GIVEN DATA >>
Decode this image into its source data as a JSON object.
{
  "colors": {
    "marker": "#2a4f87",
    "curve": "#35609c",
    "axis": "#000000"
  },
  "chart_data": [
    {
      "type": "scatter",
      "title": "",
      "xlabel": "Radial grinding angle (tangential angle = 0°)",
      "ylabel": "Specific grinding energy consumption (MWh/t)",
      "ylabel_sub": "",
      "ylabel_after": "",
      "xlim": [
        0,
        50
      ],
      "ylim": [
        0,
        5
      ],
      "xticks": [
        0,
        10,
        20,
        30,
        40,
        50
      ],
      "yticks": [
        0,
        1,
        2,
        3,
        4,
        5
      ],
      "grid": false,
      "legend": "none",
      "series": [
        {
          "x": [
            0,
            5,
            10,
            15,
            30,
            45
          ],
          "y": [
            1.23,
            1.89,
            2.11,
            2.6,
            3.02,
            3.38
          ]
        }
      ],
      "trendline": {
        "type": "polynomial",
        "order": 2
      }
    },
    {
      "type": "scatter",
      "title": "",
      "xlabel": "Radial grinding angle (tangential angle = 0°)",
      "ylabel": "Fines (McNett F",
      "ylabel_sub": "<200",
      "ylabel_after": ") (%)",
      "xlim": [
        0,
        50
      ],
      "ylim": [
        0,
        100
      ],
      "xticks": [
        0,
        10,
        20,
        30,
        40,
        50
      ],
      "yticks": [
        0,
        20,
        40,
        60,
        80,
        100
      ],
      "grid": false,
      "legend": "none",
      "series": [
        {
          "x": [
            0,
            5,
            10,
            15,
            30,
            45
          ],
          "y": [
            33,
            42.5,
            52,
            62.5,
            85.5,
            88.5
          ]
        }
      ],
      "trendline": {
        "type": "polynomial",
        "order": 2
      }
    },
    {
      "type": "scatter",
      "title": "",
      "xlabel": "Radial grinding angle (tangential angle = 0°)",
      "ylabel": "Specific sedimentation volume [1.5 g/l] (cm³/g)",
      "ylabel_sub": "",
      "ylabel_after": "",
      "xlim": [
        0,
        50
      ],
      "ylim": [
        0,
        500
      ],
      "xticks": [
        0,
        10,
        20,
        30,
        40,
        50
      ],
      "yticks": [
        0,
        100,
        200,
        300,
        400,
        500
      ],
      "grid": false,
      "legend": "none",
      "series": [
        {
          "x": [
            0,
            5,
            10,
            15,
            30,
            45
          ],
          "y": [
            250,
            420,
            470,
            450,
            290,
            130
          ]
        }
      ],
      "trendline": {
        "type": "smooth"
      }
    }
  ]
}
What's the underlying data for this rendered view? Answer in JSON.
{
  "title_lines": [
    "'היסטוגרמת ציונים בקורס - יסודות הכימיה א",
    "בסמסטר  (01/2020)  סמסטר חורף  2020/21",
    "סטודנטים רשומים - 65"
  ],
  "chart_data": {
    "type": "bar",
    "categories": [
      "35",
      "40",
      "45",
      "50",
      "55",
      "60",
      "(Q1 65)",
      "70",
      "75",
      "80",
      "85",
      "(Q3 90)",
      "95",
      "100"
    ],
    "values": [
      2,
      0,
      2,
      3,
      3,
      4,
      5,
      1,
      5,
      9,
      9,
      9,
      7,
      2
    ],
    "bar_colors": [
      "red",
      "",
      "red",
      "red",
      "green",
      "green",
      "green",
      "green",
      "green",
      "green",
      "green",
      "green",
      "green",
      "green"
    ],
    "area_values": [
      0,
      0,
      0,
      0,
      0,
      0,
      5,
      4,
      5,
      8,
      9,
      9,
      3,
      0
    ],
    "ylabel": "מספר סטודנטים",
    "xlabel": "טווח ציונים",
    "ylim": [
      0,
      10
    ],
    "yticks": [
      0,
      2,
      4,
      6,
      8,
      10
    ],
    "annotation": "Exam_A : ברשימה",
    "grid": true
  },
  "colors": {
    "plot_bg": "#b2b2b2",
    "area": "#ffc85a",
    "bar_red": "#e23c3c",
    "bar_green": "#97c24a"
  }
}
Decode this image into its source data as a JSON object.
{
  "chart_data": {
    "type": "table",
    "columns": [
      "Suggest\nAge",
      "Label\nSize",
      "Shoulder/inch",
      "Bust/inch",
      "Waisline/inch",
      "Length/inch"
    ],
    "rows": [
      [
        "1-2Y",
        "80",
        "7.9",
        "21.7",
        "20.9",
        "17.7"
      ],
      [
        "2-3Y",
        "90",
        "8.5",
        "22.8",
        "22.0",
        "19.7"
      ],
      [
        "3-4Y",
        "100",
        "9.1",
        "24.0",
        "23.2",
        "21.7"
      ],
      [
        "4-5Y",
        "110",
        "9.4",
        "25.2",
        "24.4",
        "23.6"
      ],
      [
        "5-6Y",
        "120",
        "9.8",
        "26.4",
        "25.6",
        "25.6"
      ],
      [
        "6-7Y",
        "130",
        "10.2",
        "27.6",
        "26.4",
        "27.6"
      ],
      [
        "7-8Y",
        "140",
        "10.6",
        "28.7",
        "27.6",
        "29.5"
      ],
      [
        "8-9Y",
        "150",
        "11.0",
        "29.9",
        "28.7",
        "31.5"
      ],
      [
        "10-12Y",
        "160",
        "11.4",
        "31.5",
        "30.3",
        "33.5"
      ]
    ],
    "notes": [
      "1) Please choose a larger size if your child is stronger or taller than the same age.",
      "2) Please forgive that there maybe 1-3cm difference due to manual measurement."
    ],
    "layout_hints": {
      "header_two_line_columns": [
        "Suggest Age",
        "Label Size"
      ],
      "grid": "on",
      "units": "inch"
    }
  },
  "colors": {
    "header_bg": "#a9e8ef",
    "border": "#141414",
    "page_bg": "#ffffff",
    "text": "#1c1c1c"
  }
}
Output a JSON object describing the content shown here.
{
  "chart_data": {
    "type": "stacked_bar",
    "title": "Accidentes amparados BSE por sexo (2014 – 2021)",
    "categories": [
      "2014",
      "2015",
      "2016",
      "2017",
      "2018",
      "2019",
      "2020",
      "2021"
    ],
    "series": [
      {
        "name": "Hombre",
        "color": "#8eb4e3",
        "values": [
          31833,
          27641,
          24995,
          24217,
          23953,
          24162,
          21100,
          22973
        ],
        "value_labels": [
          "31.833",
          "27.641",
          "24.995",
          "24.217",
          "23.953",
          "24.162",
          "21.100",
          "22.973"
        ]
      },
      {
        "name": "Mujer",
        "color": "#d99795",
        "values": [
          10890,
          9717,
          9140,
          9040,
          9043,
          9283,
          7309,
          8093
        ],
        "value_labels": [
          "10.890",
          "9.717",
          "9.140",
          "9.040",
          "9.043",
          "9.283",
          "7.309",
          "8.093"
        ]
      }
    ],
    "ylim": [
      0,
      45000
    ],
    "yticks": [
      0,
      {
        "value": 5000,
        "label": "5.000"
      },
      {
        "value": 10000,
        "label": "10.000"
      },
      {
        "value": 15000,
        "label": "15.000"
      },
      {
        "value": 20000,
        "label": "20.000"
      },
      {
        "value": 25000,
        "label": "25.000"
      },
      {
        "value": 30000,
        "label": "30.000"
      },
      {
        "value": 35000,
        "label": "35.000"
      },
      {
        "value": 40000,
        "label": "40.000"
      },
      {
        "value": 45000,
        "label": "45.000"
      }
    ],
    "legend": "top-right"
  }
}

GOAL >> Repeat the entries above exactly, leaving nothing out.

PROBLEM SOLUTION >>
Decode this image into its source data as a JSON object.
{
  "colors": {
    "marker": "#2a4f87",
    "curve": "#35609c",
    "axis": "#000000"
  },
  "chart_data": [
    {
      "type": "scatter",
      "title": "",
      "xlabel": "Radial grinding angle (tangential angle = 0°)",
      "ylabel": "Specific grinding energy consumption (MWh/t)",
      "ylabel_sub": "",
      "ylabel_after": "",
      "xlim": [
        0,
        50
      ],
      "ylim": [
        0,
        5
      ],
      "xticks": [
        0,
        10,
        20,
        30,
        40,
        50
      ],
      "yticks": [
        0,
        1,
        2,
        3,
        4,
        5
      ],
      "grid": false,
      "legend": "none",
      "series": [
        {
          "x": [
            0,
            5,
            10,
            15,
            30,
            45
          ],
          "y": [
            1.23,
            1.89,
            2.11,
            2.6,
            3.02,
            3.38
          ]
        }
      ],
      "trendline": {
        "type": "polynomial",
        "order": 2
      }
    },
    {
      "type": "scatter",
      "title": "",
      "xlabel": "Radial grinding angle (tangential angle = 0°)",
      "ylabel": "Fines (McNett F",
      "ylabel_sub": "<200",
      "ylabel_after": ") (%)",
      "xlim": [
        0,
        50
      ],
      "ylim": [
        0,
        100
      ],
      "xticks": [
        0,
        10,
        20,
        30,
        40,
        50
      ],
      "yticks": [
        0,
        20,
        40,
        60,
        80,
        100
      ],
      "grid": false,
      "legend": "none",
      "series": [
        {
          "x": [
            0,
            5,
            10,
            15,
            30,
            45
          ],
          "y": [
            33,
            42.5,
            52,
            62.5,
            85.5,
            88.5
          ]
        }
      ],
      "trendline": {
        "type": "polynomial",
        "order": 2
      }
    },
    {
      "type": "scatter",
      "title": "",
      "xlabel": "Radial grinding angle (tangential angle = 0°)",
      "ylabel": "Specific sedimentation volume [1.5 g/l] (cm³/g)",
      "ylabel_sub": "",
      "ylabel_after": "",
      "xlim": [
        0,
        50
      ],
      "ylim": [
        0,
        500
      ],
      "xticks": [
        0,
        10,
        20,
        30,
        40,
        50
      ],
      "yticks": [
        0,
        100,
        200,
        300,
        400,
        500
      ],
      "grid": false,
      "legend": "none",
      "series": [
        {
          "x": [
            0,
            5,
            10,
            15,
            30,
            45
          ],
          "y": [
            250,
            420,
            470,
            450,
            290,
            130
          ]
        }
      ],
      "trendline": {
        "type": "smooth"
      }
    }
  ]
}
What's the underlying data for this rendered view? Answer in JSON.
{
  "title_lines": [
    "'היסטוגרמת ציונים בקורס - יסודות הכימיה א",
    "בסמסטר  (01/2020)  סמסטר חורף  2020/21",
    "סטודנטים רשומים - 65"
  ],
  "chart_data": {
    "type": "bar",
    "categories": [
      "35",
      "40",
      "45",
      "50",
      "55",
      "60",
      "(Q1 65)",
      "70",
      "75",
      "80",
      "85",
      "(Q3 90)",
      "95",
      "100"
    ],
    "values": [
      2,
      0,
      2,
      3,
      3,
      4,
      5,
      1,
      5,
      9,
      9,
      9,
      7,
      2
    ],
    "bar_colors": [
      "red",
      "",
      "red",
      "red",
      "green",
      "green",
      "green",
      "green",
      "green",
      "green",
      "green",
      "green",
      "green",
      "green"
    ],
    "area_values": [
      0,
      0,
      0,
      0,
      0,
      0,
      5,
      4,
      5,
      8,
      9,
      9,
      3,
      0
    ],
    "ylabel": "מספר סטודנטים",
    "xlabel": "טווח ציונים",
    "ylim": [
      0,
      10
    ],
    "yticks": [
      0,
      2,
      4,
      6,
      8,
      10
    ],
    "annotation": "Exam_A : ברשימה",
    "grid": true
  },
  "colors": {
    "plot_bg": "#b2b2b2",
    "area": "#ffc85a",
    "bar_red": "#e23c3c",
    "bar_green": "#97c24a"
  }
}
Decode this image into its source data as a JSON object.
{
  "chart_data": {
    "type": "table",
    "columns": [
      "Suggest\nAge",
      "Label\nSize",
      "Shoulder/inch",
      "Bust/inch",
      "Waisline/inch",
      "Length/inch"
    ],
    "rows": [
      [
        "1-2Y",
        "80",
        "7.9",
        "21.7",
        "20.9",
        "17.7"
      ],
      [
        "2-3Y",
        "90",
        "8.5",
        "22.8",
        "22.0",
        "19.7"
      ],
      [
        "3-4Y",
        "100",
        "9.1",
        "24.0",
        "23.2",
        "21.7"
      ],
      [
        "4-5Y",
        "110",
        "9.4",
        "25.2",
        "24.4",
        "23.6"
      ],
      [
        "5-6Y",
        "120",
        "9.8",
        "26.4",
        "25.6",
        "25.6"
      ],
      [
        "6-7Y",
        "130",
        "10.2",
        "27.6",
        "26.4",
        "27.6"
      ],
      [
        "7-8Y",
        "140",
        "10.6",
        "28.7",
        "27.6",
        "29.5"
      ],
      [
        "8-9Y",
        "150",
        "11.0",
        "29.9",
        "28.7",
        "31.5"
      ],
      [
        "10-12Y",
        "160",
        "11.4",
        "31.5",
        "30.3",
        "33.5"
      ]
    ],
    "notes": [
      "1) Please choose a larger size if your child is stronger or taller than the same age.",
      "2) Please forgive that there maybe 1-3cm difference due to manual measurement."
    ],
    "layout_hints": {
      "header_two_line_columns": [
        "Suggest Age",
        "Label Size"
      ],
      "grid": "on",
      "units": "inch"
    }
  },
  "colors": {
    "header_bg": "#a9e8ef",
    "border": "#141414",
    "page_bg": "#ffffff",
    "text": "#1c1c1c"
  }
}
Output a JSON object describing the content shown here.
{
  "chart_data": {
    "type": "stacked_bar",
    "title": "Accidentes amparados BSE por sexo (2014 – 2021)",
    "categories": [
      "2014",
      "2015",
      "2016",
      "2017",
      "2018",
      "2019",
      "2020",
      "2021"
    ],
    "series": [
      {
        "name": "Hombre",
        "color": "#8eb4e3",
        "values": [
          31833,
          27641,
          24995,
          24217,
          23953,
          24162,
          21100,
          22973
        ],
        "value_labels": [
          "31.833",
          "27.641",
          "24.995",
          "24.217",
          "23.953",
          "24.162",
          "21.100",
          "22.973"
        ]
      },
      {
        "name": "Mujer",
        "color": "#d99795",
        "values": [
          10890,
          9717,
          9140,
          9040,
          9043,
          9283,
          7309,
          8093
        ],
        "value_labels": [
          "10.890",
          "9.717",
          "9.140",
          "9.040",
          "9.043",
          "9.283",
          "7.309",
          "8.093"
        ]
      }
    ],
    "ylim": [
      0,
      45000
    ],
    "yticks": [
      0,
      {
        "value": 5000,
        "label": "5.000"
      },
      {
        "value": 10000,
        "label": "10.000"
      },
      {
        "value": 15000,
        "label": "15.000"
      },
      {
        "value": 20000,
        "label": "20.000"
      },
      {
        "value": 25000,
        "label": "25.000"
      },
      {
        "value": 30000,
        "label": "30.000"
      },
      {
        "value": 35000,
        "label": "35.000"
      },
      {
        "value": 40000,
        "label": "40.000"
      },
      {
        "value": 45000,
        "label": "45.000"
      }
    ],
    "legend": "top-right"
  }
}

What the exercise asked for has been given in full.